Extract the full set of records, then give each one again exactly.

[Rows from a figure dataset]
· · · ·

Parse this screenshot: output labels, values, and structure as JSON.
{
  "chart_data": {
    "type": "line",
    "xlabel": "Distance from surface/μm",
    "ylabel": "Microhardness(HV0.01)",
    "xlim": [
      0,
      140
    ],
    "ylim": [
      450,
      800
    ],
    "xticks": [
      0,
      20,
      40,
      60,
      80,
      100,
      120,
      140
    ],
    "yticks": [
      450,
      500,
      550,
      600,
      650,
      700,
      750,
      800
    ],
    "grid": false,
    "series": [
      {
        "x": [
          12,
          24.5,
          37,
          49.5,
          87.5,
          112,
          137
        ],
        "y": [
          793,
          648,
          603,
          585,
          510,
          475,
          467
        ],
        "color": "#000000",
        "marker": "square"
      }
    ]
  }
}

· · · ·

> _EXERCISE RESPONSE_
Parse this screenshot: output labels, values, and structure as JSON.
{
  "chart_data": {
    "type": "line",
    "xlabel": "Distance from surface/μm",
    "ylabel": "Microhardness(HV0.01)",
    "xlim": [
      0,
      140
    ],
    "ylim": [
      450,
      800
    ],
    "xticks": [
      0,
      20,
      40,
      60,
      80,
      100,
      120,
      140
    ],
    "yticks": [
      450,
      500,
      550,
      600,
      650,
      700,
      750,
      800
    ],
    "grid": false,
    "series": [
      {
        "x": [
          12,
          24.5,
          37,
          49.5,
          87.5,
          112,
          137
        ],
        "y": [
          793,
          648,
          603,
          585,
          510,
          475,
          467
        ],
        "color": "#000000",
        "marker": "square"
      }
    ]
  }
}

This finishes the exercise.